== YOUR INSTRUCTIONS ==
Omit every picture and return the rest of the data unaltered.

A run of records
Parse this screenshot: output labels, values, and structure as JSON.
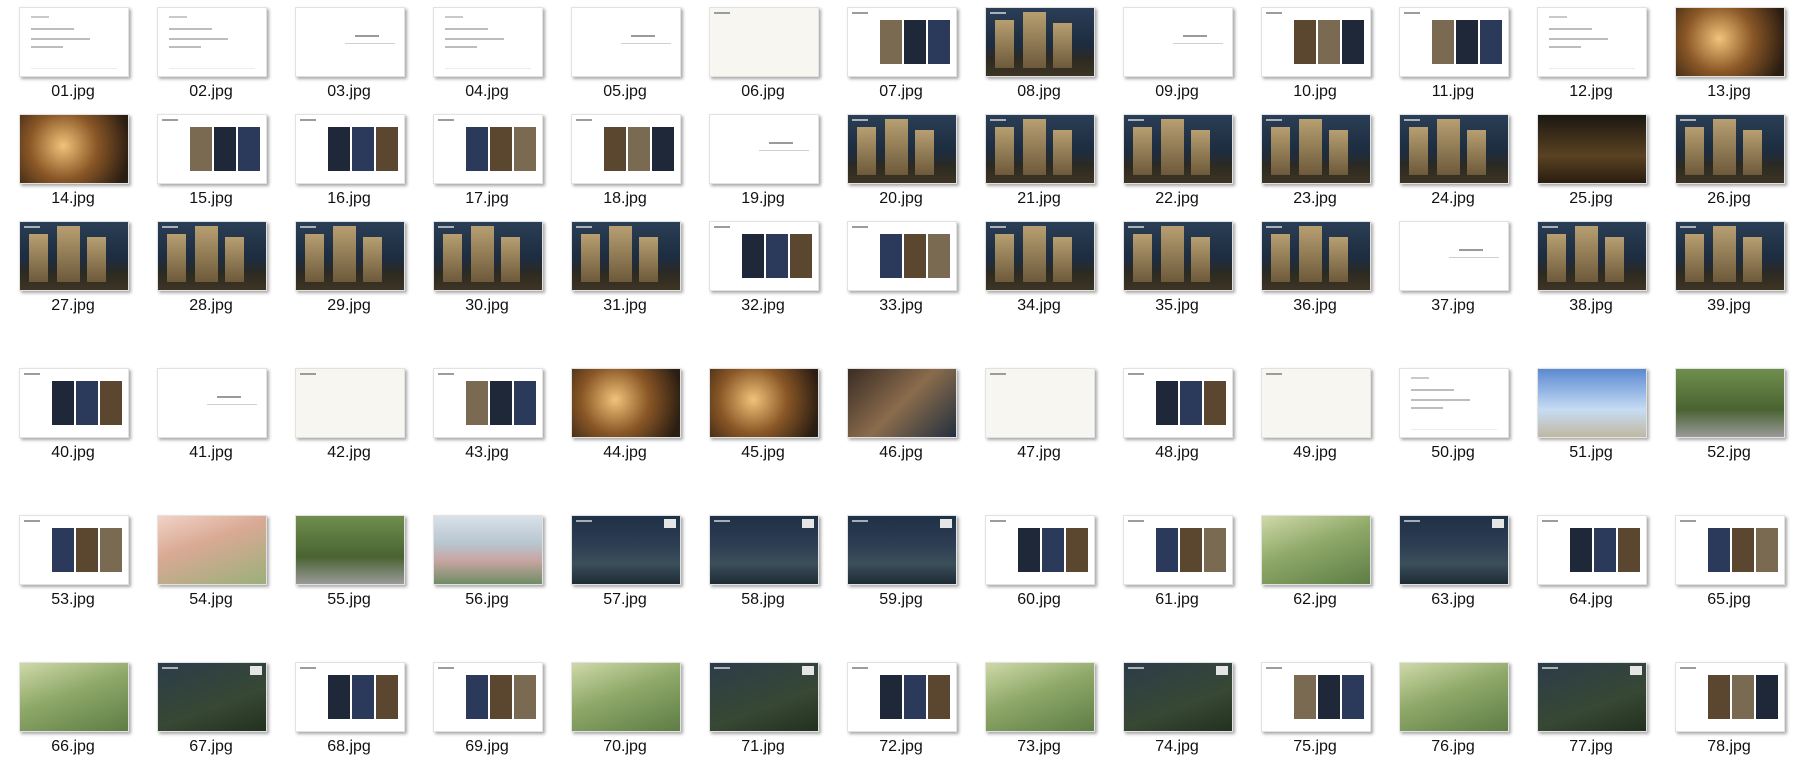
{
  "files": [
    {
      "name": "01.jpg",
      "style": "doc"
    },
    {
      "name": "02.jpg",
      "style": "doc"
    },
    {
      "name": "03.jpg",
      "style": "blank"
    },
    {
      "name": "04.jpg",
      "style": "doc"
    },
    {
      "name": "05.jpg",
      "style": "blank"
    },
    {
      "name": "06.jpg",
      "style": "plan"
    },
    {
      "name": "07.jpg",
      "style": "photos"
    },
    {
      "name": "08.jpg",
      "style": "night"
    },
    {
      "name": "09.jpg",
      "style": "blank"
    },
    {
      "name": "10.jpg",
      "style": "photos"
    },
    {
      "name": "11.jpg",
      "style": "photos"
    },
    {
      "name": "12.jpg",
      "style": "doc"
    },
    {
      "name": "13.jpg",
      "style": "warm"
    },
    {
      "name": "14.jpg",
      "style": "warm"
    },
    {
      "name": "15.jpg",
      "style": "photos"
    },
    {
      "name": "16.jpg",
      "style": "photos"
    },
    {
      "name": "17.jpg",
      "style": "photos"
    },
    {
      "name": "18.jpg",
      "style": "photos"
    },
    {
      "name": "19.jpg",
      "style": "blank"
    },
    {
      "name": "20.jpg",
      "style": "night"
    },
    {
      "name": "21.jpg",
      "style": "night"
    },
    {
      "name": "22.jpg",
      "style": "night"
    },
    {
      "name": "23.jpg",
      "style": "night"
    },
    {
      "name": "24.jpg",
      "style": "night"
    },
    {
      "name": "25.jpg",
      "style": "dark"
    },
    {
      "name": "26.jpg",
      "style": "night"
    },
    {
      "name": "27.jpg",
      "style": "night"
    },
    {
      "name": "28.jpg",
      "style": "night"
    },
    {
      "name": "29.jpg",
      "style": "night"
    },
    {
      "name": "30.jpg",
      "style": "night"
    },
    {
      "name": "31.jpg",
      "style": "night"
    },
    {
      "name": "32.jpg",
      "style": "photos"
    },
    {
      "name": "33.jpg",
      "style": "photos"
    },
    {
      "name": "34.jpg",
      "style": "night"
    },
    {
      "name": "35.jpg",
      "style": "night"
    },
    {
      "name": "36.jpg",
      "style": "night"
    },
    {
      "name": "37.jpg",
      "style": "blank"
    },
    {
      "name": "38.jpg",
      "style": "night"
    },
    {
      "name": "39.jpg",
      "style": "night"
    },
    {
      "name": "40.jpg",
      "style": "photos"
    },
    {
      "name": "41.jpg",
      "style": "blank"
    },
    {
      "name": "42.jpg",
      "style": "plan"
    },
    {
      "name": "43.jpg",
      "style": "photos"
    },
    {
      "name": "44.jpg",
      "style": "warm"
    },
    {
      "name": "45.jpg",
      "style": "warm"
    },
    {
      "name": "46.jpg",
      "style": "photo"
    },
    {
      "name": "47.jpg",
      "style": "plan"
    },
    {
      "name": "48.jpg",
      "style": "photos"
    },
    {
      "name": "49.jpg",
      "style": "plan"
    },
    {
      "name": "50.jpg",
      "style": "doc"
    },
    {
      "name": "51.jpg",
      "style": "sky"
    },
    {
      "name": "52.jpg",
      "style": "park"
    },
    {
      "name": "53.jpg",
      "style": "photos"
    },
    {
      "name": "54.jpg",
      "style": "pink"
    },
    {
      "name": "55.jpg",
      "style": "park"
    },
    {
      "name": "56.jpg",
      "style": "aerial"
    },
    {
      "name": "57.jpg",
      "style": "aernight"
    },
    {
      "name": "58.jpg",
      "style": "aernight"
    },
    {
      "name": "59.jpg",
      "style": "aernight"
    },
    {
      "name": "60.jpg",
      "style": "photos"
    },
    {
      "name": "61.jpg",
      "style": "photos"
    },
    {
      "name": "62.jpg",
      "style": "green"
    },
    {
      "name": "63.jpg",
      "style": "aernight"
    },
    {
      "name": "64.jpg",
      "style": "photos"
    },
    {
      "name": "65.jpg",
      "style": "photos"
    },
    {
      "name": "66.jpg",
      "style": "green"
    },
    {
      "name": "67.jpg",
      "style": "gnight"
    },
    {
      "name": "68.jpg",
      "style": "photos"
    },
    {
      "name": "69.jpg",
      "style": "photos"
    },
    {
      "name": "70.jpg",
      "style": "green"
    },
    {
      "name": "71.jpg",
      "style": "gnight"
    },
    {
      "name": "72.jpg",
      "style": "photos"
    },
    {
      "name": "73.jpg",
      "style": "green"
    },
    {
      "name": "74.jpg",
      "style": "gnight"
    },
    {
      "name": "75.jpg",
      "style": "photos"
    },
    {
      "name": "76.jpg",
      "style": "green"
    },
    {
      "name": "77.jpg",
      "style": "gnight"
    },
    {
      "name": "78.jpg",
      "style": "photos"
    }
  ]
}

== THE COMPLETED TASK ==
Parse this screenshot: output labels, values, and structure as JSON.
{
  "files": [
    {
      "name": "01.jpg",
      "style": "doc"
    },
    {
      "name": "02.jpg",
      "style": "doc"
    },
    {
      "name": "03.jpg",
      "style": "blank"
    },
    {
      "name": "04.jpg",
      "style": "doc"
    },
    {
      "name": "05.jpg",
      "style": "blank"
    },
    {
      "name": "06.jpg",
      "style": "plan"
    },
    {
      "name": "07.jpg",
      "style": "photos"
    },
    {
      "name": "08.jpg",
      "style": "night"
    },
    {
      "name": "09.jpg",
      "style": "blank"
    },
    {
      "name": "10.jpg",
      "style": "photos"
    },
    {
      "name": "11.jpg",
      "style": "photos"
    },
    {
      "name": "12.jpg",
      "style": "doc"
    },
    {
      "name": "13.jpg",
      "style": "warm"
    },
    {
      "name": "14.jpg",
      "style": "warm"
    },
    {
      "name": "15.jpg",
      "style": "photos"
    },
    {
      "name": "16.jpg",
      "style": "photos"
    },
    {
      "name": "17.jpg",
      "style": "photos"
    },
    {
      "name": "18.jpg",
      "style": "photos"
    },
    {
      "name": "19.jpg",
      "style": "blank"
    },
    {
      "name": "20.jpg",
      "style": "night"
    },
    {
      "name": "21.jpg",
      "style": "night"
    },
    {
      "name": "22.jpg",
      "style": "night"
    },
    {
      "name": "23.jpg",
      "style": "night"
    },
    {
      "name": "24.jpg",
      "style": "night"
    },
    {
      "name": "25.jpg",
      "style": "dark"
    },
    {
      "name": "26.jpg",
      "style": "night"
    },
    {
      "name": "27.jpg",
      "style": "night"
    },
    {
      "name": "28.jpg",
      "style": "night"
    },
    {
      "name": "29.jpg",
      "style": "night"
    },
    {
      "name": "30.jpg",
      "style": "night"
    },
    {
      "name": "31.jpg",
      "style": "night"
    },
    {
      "name": "32.jpg",
      "style": "photos"
    },
    {
      "name": "33.jpg",
      "style": "photos"
    },
    {
      "name": "34.jpg",
      "style": "night"
    },
    {
      "name": "35.jpg",
      "style": "night"
    },
    {
      "name": "36.jpg",
      "style": "night"
    },
    {
      "name": "37.jpg",
      "style": "blank"
    },
    {
      "name": "38.jpg",
      "style": "night"
    },
    {
      "name": "39.jpg",
      "style": "night"
    },
    {
      "name": "40.jpg",
      "style": "photos"
    },
    {
      "name": "41.jpg",
      "style": "blank"
    },
    {
      "name": "42.jpg",
      "style": "plan"
    },
    {
      "name": "43.jpg",
      "style": "photos"
    },
    {
      "name": "44.jpg",
      "style": "warm"
    },
    {
      "name": "45.jpg",
      "style": "warm"
    },
    {
      "name": "46.jpg",
      "style": "photo"
    },
    {
      "name": "47.jpg",
      "style": "plan"
    },
    {
      "name": "48.jpg",
      "style": "photos"
    },
    {
      "name": "49.jpg",
      "style": "plan"
    },
    {
      "name": "50.jpg",
      "style": "doc"
    },
    {
      "name": "51.jpg",
      "style": "sky"
    },
    {
      "name": "52.jpg",
      "style": "park"
    },
    {
      "name": "53.jpg",
      "style": "photos"
    },
    {
      "name": "54.jpg",
      "style": "pink"
    },
    {
      "name": "55.jpg",
      "style": "park"
    },
    {
      "name": "56.jpg",
      "style": "aerial"
    },
    {
      "name": "57.jpg",
      "style": "aernight"
    },
    {
      "name": "58.jpg",
      "style": "aernight"
    },
    {
      "name": "59.jpg",
      "style": "aernight"
    },
    {
      "name": "60.jpg",
      "style": "photos"
    },
    {
      "name": "61.jpg",
      "style": "photos"
    },
    {
      "name": "62.jpg",
      "style": "green"
    },
    {
      "name": "63.jpg",
      "style": "aernight"
    },
    {
      "name": "64.jpg",
      "style": "photos"
    },
    {
      "name": "65.jpg",
      "style": "photos"
    },
    {
      "name": "66.jpg",
      "style": "green"
    },
    {
      "name": "67.jpg",
      "style": "gnight"
    },
    {
      "name": "68.jpg",
      "style": "photos"
    },
    {
      "name": "69.jpg",
      "style": "photos"
    },
    {
      "name": "70.jpg",
      "style": "green"
    },
    {
      "name": "71.jpg",
      "style": "gnight"
    },
    {
      "name": "72.jpg",
      "style": "photos"
    },
    {
      "name": "73.jpg",
      "style": "green"
    },
    {
      "name": "74.jpg",
      "style": "gnight"
    },
    {
      "name": "75.jpg",
      "style": "photos"
    },
    {
      "name": "76.jpg",
      "style": "green"
    },
    {
      "name": "77.jpg",
      "style": "gnight"
    },
    {
      "name": "78.jpg",
      "style": "photos"
    }
  ]
}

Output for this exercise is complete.